Work to complete: Report back each line of the data that contains the word "reads".

=== Begin Enclosure ===

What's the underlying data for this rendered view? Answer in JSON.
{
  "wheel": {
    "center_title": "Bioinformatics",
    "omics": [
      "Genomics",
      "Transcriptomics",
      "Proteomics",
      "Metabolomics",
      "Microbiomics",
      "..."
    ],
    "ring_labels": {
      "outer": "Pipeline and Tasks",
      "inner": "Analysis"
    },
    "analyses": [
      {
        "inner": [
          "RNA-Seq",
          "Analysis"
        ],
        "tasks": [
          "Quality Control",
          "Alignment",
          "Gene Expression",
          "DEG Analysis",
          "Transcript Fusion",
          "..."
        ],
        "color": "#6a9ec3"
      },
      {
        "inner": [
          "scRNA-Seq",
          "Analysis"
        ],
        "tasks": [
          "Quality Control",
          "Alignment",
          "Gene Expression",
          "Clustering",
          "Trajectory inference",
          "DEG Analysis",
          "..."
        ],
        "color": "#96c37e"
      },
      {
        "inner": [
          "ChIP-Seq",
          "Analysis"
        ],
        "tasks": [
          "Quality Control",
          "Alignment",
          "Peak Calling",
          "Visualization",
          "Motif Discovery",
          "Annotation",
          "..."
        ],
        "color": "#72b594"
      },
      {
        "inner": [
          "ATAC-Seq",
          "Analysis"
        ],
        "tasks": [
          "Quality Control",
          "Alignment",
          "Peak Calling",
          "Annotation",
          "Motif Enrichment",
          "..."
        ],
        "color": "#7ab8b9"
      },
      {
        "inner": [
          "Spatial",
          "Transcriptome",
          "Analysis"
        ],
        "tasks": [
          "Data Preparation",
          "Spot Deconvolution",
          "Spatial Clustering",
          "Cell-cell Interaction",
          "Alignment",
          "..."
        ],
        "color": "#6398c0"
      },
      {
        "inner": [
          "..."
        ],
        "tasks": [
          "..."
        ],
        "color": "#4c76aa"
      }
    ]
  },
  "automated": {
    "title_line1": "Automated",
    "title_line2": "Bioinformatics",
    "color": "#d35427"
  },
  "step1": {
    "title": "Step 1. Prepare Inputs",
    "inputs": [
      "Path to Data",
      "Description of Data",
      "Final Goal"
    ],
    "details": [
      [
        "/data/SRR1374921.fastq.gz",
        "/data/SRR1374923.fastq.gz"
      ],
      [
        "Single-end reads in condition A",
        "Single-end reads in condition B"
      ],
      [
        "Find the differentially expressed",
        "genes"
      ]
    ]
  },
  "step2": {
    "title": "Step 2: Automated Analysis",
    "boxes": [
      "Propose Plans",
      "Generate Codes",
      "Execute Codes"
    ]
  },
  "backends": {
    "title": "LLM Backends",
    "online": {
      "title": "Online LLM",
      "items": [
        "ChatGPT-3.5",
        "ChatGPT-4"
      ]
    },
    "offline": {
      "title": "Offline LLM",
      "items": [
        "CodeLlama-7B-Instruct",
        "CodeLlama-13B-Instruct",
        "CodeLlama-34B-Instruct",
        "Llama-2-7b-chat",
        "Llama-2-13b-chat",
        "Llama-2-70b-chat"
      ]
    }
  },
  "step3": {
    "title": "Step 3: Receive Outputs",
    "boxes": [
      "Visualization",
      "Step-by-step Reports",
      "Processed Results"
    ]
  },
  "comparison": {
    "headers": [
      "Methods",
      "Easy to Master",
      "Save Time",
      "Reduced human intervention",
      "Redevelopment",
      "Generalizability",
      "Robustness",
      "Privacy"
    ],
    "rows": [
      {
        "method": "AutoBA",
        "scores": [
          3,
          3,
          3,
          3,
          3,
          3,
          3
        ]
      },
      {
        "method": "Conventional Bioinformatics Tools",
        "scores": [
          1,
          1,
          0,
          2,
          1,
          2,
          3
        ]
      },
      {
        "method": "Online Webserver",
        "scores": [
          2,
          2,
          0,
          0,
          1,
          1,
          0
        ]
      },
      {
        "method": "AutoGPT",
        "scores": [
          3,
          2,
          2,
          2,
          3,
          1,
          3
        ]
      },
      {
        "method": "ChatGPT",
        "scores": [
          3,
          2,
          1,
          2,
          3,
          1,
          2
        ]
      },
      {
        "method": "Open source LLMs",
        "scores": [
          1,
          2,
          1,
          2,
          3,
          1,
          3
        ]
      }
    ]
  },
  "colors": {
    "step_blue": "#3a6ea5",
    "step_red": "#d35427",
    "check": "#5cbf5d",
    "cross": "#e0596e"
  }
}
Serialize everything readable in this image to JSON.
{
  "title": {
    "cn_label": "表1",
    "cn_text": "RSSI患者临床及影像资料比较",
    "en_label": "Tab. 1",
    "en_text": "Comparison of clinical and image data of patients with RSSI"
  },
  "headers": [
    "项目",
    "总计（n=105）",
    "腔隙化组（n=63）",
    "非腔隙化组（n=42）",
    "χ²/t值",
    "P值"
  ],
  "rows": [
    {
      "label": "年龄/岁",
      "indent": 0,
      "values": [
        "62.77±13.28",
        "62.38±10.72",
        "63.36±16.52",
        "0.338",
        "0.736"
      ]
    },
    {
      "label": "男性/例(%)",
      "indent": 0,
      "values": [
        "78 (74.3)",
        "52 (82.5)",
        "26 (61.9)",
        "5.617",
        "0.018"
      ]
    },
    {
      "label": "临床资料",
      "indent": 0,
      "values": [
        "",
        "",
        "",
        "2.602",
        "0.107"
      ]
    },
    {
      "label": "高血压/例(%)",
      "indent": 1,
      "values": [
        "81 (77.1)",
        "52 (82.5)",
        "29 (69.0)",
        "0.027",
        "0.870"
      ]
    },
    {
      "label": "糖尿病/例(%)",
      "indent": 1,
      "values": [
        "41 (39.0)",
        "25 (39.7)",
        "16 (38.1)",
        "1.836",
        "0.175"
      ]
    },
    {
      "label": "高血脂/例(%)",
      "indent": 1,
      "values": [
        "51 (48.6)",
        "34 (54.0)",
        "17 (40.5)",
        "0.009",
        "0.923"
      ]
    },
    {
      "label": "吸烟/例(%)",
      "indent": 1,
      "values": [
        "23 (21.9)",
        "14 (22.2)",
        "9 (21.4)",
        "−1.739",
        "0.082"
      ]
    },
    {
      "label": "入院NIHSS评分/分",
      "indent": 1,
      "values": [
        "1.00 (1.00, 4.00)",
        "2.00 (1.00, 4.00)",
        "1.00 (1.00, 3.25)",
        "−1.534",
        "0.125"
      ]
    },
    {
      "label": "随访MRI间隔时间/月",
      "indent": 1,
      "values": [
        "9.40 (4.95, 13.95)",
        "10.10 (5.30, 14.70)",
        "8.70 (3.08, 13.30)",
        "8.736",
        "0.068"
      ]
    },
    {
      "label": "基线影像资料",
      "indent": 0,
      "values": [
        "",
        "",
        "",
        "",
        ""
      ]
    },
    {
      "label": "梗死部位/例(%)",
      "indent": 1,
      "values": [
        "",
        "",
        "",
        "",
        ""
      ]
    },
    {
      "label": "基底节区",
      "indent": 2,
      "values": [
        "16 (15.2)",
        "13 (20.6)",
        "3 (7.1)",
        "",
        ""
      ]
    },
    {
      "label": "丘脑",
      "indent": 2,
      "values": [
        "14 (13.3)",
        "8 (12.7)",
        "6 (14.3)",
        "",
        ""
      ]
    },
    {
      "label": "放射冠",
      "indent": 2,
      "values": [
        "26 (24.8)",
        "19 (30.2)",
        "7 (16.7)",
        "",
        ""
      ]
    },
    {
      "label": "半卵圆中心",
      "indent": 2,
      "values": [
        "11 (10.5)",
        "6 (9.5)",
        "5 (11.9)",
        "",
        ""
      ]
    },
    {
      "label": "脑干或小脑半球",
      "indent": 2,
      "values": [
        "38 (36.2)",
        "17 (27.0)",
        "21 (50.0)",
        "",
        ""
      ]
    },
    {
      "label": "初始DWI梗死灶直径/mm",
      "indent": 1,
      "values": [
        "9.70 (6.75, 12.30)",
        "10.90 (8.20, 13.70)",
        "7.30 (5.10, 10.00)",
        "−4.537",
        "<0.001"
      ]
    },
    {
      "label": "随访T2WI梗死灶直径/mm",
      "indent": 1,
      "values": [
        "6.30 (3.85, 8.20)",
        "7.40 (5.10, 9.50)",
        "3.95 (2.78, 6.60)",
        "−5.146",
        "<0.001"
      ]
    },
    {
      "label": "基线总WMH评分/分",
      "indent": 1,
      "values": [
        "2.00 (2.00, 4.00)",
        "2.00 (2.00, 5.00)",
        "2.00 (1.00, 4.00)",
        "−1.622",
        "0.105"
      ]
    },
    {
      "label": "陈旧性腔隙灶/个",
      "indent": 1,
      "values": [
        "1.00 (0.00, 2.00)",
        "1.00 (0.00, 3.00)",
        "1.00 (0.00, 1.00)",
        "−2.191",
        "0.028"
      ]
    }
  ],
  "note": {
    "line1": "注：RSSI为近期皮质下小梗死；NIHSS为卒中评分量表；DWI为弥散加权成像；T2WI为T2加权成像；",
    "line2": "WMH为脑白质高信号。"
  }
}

=== End Enclosure ===

Solution for this task:
        "Single-end reads in condition A",
        "Single-end reads in condition B"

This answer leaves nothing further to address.